§ RECORDS SUPPLIED:
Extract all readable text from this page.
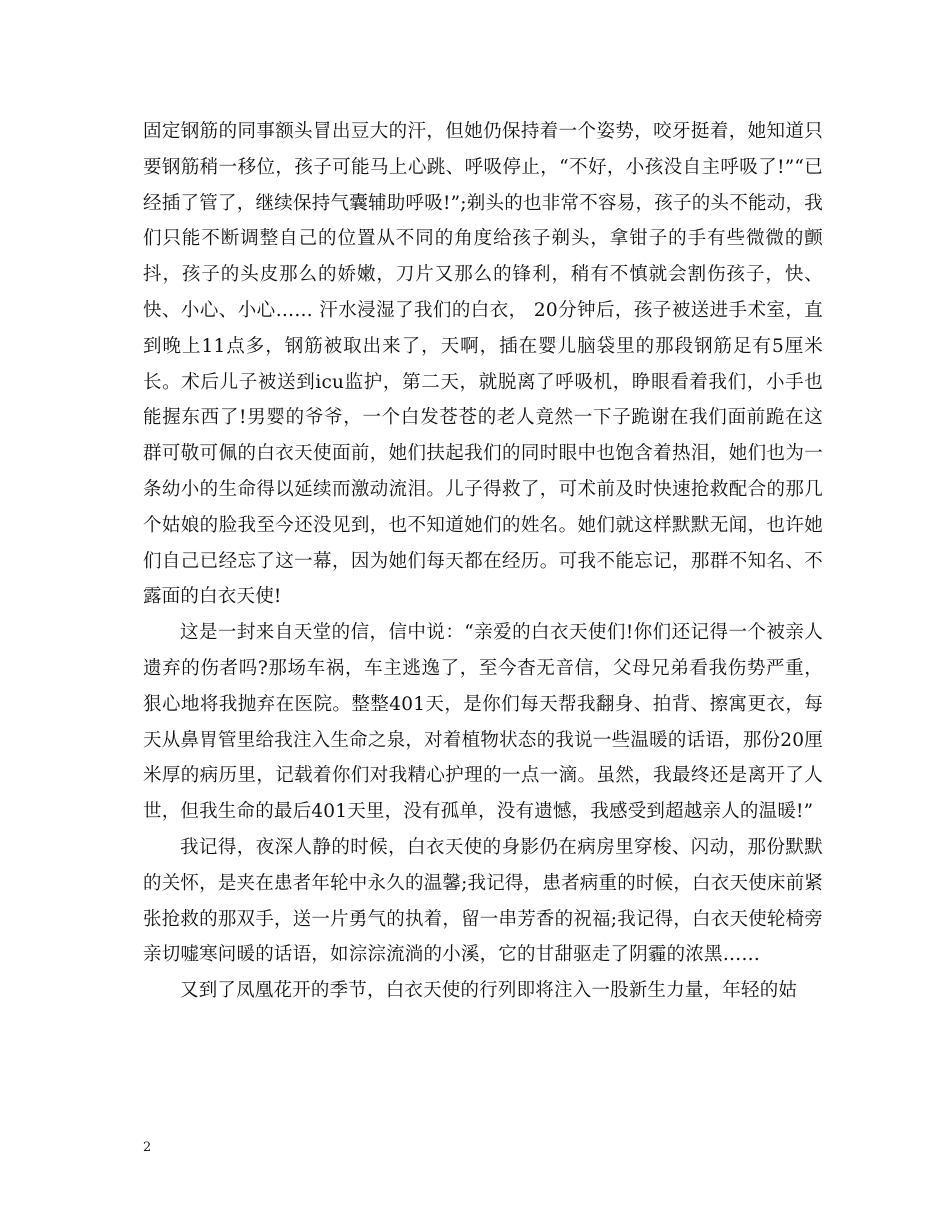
固定钢筋的同事额头冒出豆大的汗，但她仍保持着一个姿势，咬牙挺着，她知道只要钢筋稍一移位，孩子可能马上心跳、呼吸停止，“不好，小孩没自主呼吸了!”“已经插了管了，继续保持气囊辅助呼吸!”;剃头的也非常不容易，孩子的头不能动，我们只能不断调整自己的位置从不同的角度给孩子剃头，拿钳子的手有些微微的颤抖，孩子的头皮那么的娇嫩，刀片又那么的锋利，稍有不慎就会割伤孩子，快、快、小心、小心…… 汗水浸湿了我们的白衣， 20分钟后，孩子被送进手术室，直到晚上11点多，钢筋被取出来了，天啊，插在婴儿脑袋里的那段钢筋足有5厘米长。术后儿子被送到icu监护，第二天，就脱离了呼吸机，睁眼看着我们，小手也能握东西了!男婴的爷爷，一个白发苍苍的老人竟然一下子跪谢在我们面前跪在这群可敬可佩的白衣天使面前，她们扶起我们的同时眼中也饱含着热泪，她们也为一条幼小的生命得以延续而激动流泪。儿子得救了，可术前及时快速抢救配合的那几个姑娘的脸我至今还没见到，也不知道她们的姓名。她们就这样默默无闻，也许她们自己已经忘了这一幕，因为她们每天都在经历。可我不能忘记，那群不知名、不露面的白衣天使!

这是一封来自天堂的信，信中说：“亲爱的白衣天使们!你们还记得一个被亲人遗弃的伤者吗?那场车祸，车主逃逸了，至今杳无音信，父母兄弟看我伤势严重，狠心地将我抛弃在医院。整整401天，是你们每天帮我翻身、拍背、擦寓更衣，每天从鼻胃管里给我注入生命之泉，对着植物状态的我说一些温暖的话语，那份20厘米厚的病历里，记载着你们对我精心护理的一点一滴。虽然，我最终还是离开了人世，但我生命的最后401天里，没有孤单，没有遗憾，我感受到超越亲人的温暖!”

我记得，夜深人静的时候，白衣天使的身影仍在病房里穿梭、闪动，那份默默的关怀，是夹在患者年轮中永久的温馨;我记得，患者病重的时候，白衣天使床前紧张抢救的那双手，送一片勇气的执着，留一串芳香的祝福;我记得，白衣天使轮椅旁亲切嘘寒问暖的话语，如淙淙流淌的小溪，它的甘甜驱走了阴霾的浓黑……

又到了凤凰花开的季节，白衣天使的行列即将注入一股新生力量，年轻的姑

2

§ AIM: Copy the material above exactly and drop the pictures.

§ TASK OUTPUT:
Extract all readable text from this page.
固定钢筋的同事额头冒出豆大的汗，但她仍保持着一个姿势，咬牙挺着，她知道只要钢筋稍一移位，孩子可能马上心跳、呼吸停止，“不好，小孩没自主呼吸了!”“已经插了管了，继续保持气囊辅助呼吸!”;剃头的也非常不容易，孩子的头不能动，我们只能不断调整自己的位置从不同的角度给孩子剃头，拿钳子的手有些微微的颤抖，孩子的头皮那么的娇嫩，刀片又那么的锋利，稍有不慎就会割伤孩子，快、快、小心、小心…… 汗水浸湿了我们的白衣， 20分钟后，孩子被送进手术室，直到晚上11点多，钢筋被取出来了，天啊，插在婴儿脑袋里的那段钢筋足有5厘米长。术后儿子被送到icu监护，第二天，就脱离了呼吸机，睁眼看着我们，小手也能握东西了!男婴的爷爷，一个白发苍苍的老人竟然一下子跪谢在我们面前跪在这群可敬可佩的白衣天使面前，她们扶起我们的同时眼中也饱含着热泪，她们也为一条幼小的生命得以延续而激动流泪。儿子得救了，可术前及时快速抢救配合的那几个姑娘的脸我至今还没见到，也不知道她们的姓名。她们就这样默默无闻，也许她们自己已经忘了这一幕，因为她们每天都在经历。可我不能忘记，那群不知名、不露面的白衣天使!

这是一封来自天堂的信，信中说：“亲爱的白衣天使们!你们还记得一个被亲人遗弃的伤者吗?那场车祸，车主逃逸了，至今杳无音信，父母兄弟看我伤势严重，狠心地将我抛弃在医院。整整401天，是你们每天帮我翻身、拍背、擦寓更衣，每天从鼻胃管里给我注入生命之泉，对着植物状态的我说一些温暖的话语，那份20厘米厚的病历里，记载着你们对我精心护理的一点一滴。虽然，我最终还是离开了人世，但我生命的最后401天里，没有孤单，没有遗憾，我感受到超越亲人的温暖!”

我记得，夜深人静的时候，白衣天使的身影仍在病房里穿梭、闪动，那份默默的关怀，是夹在患者年轮中永久的温馨;我记得，患者病重的时候，白衣天使床前紧张抢救的那双手，送一片勇气的执着，留一串芳香的祝福;我记得，白衣天使轮椅旁亲切嘘寒问暖的话语，如淙淙流淌的小溪，它的甘甜驱走了阴霾的浓黑……

又到了凤凰花开的季节，白衣天使的行列即将注入一股新生力量，年轻的姑

2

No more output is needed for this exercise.